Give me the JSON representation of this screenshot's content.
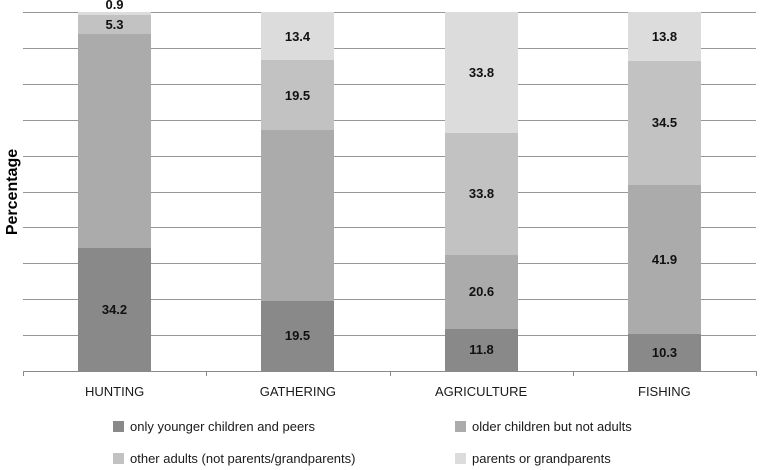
{
  "chart_data": {
    "type": "bar",
    "stacked": true,
    "title": "",
    "ylabel": "Percentage",
    "xlabel": "",
    "ylim": [
      0,
      100
    ],
    "gridline_step": 10,
    "grid": true,
    "legend_position": "bottom",
    "categories": [
      "HUNTING",
      "GATHERING",
      "AGRICULTURE",
      "FISHING"
    ],
    "series": [
      {
        "name": "only younger children and peers",
        "color": "#898989",
        "values": [
          34.2,
          19.5,
          11.8,
          10.3
        ],
        "display_labels": [
          "34.2",
          "19.5",
          "11.8",
          "10.3"
        ]
      },
      {
        "name": "older children but not adults",
        "color": "#ababab",
        "values": [
          59.6,
          47.6,
          20.6,
          41.9
        ],
        "display_labels": [
          "",
          "",
          "20.6",
          "41.9"
        ]
      },
      {
        "name": "other adults (not parents/grandparents)",
        "color": "#c2c2c2",
        "values": [
          5.3,
          19.5,
          33.8,
          34.5
        ],
        "display_labels": [
          "5.3",
          "19.5",
          "33.8",
          "34.5"
        ]
      },
      {
        "name": "parents or grandparents",
        "color": "#dcdcdc",
        "values": [
          0.9,
          13.4,
          33.8,
          13.8
        ],
        "display_labels": [
          "0.9",
          "13.4",
          "33.8",
          "13.8"
        ]
      }
    ]
  }
}
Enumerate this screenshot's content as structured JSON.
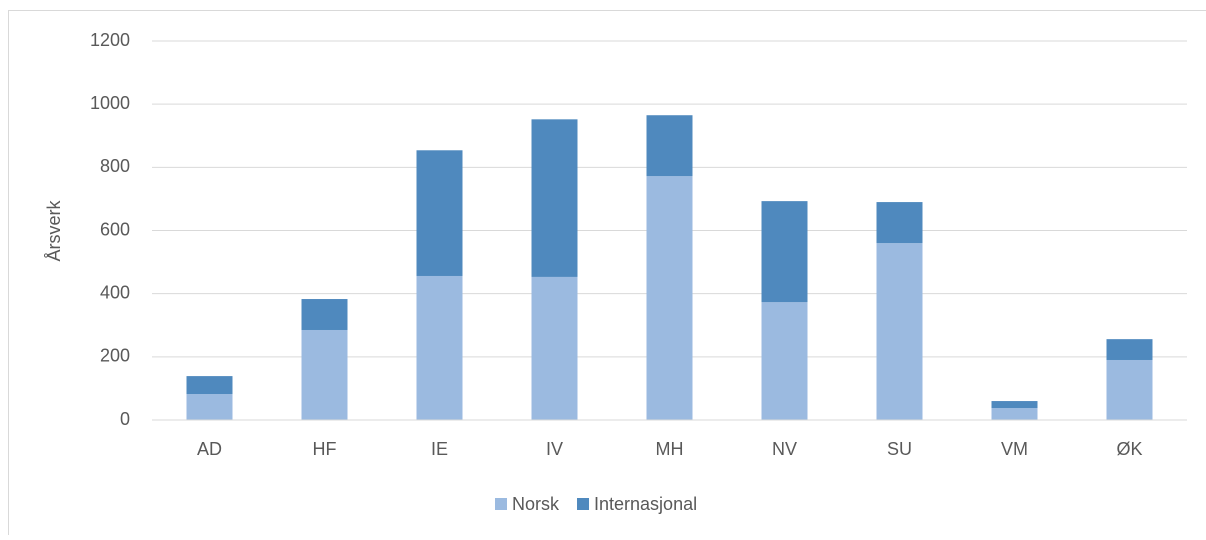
{
  "chart_data": {
    "type": "stacked_bar",
    "y_label": "Årsverk",
    "categories": [
      "AD",
      "HF",
      "IE",
      "IV",
      "MH",
      "NV",
      "SU",
      "VM",
      "ØK"
    ],
    "series": [
      {
        "name": "Norsk",
        "color": "#9bbae0",
        "values": [
          82,
          285,
          456,
          453,
          772,
          373,
          560,
          38,
          190
        ]
      },
      {
        "name": "Internasjonal",
        "color": "#4f89be",
        "values": [
          57,
          98,
          398,
          499,
          193,
          320,
          130,
          22,
          66
        ]
      }
    ],
    "ylim": [
      0,
      1200
    ],
    "yticks": [
      0,
      200,
      400,
      600,
      800,
      1000,
      1200
    ],
    "grid": true,
    "legend": "bottom"
  }
}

**Stated goal:** Copy every line of the records above that holds the word "grandparents".

**Written reply:**
        "name": "other adults (not parents/grandparents)",
        "name": "parents or grandparents",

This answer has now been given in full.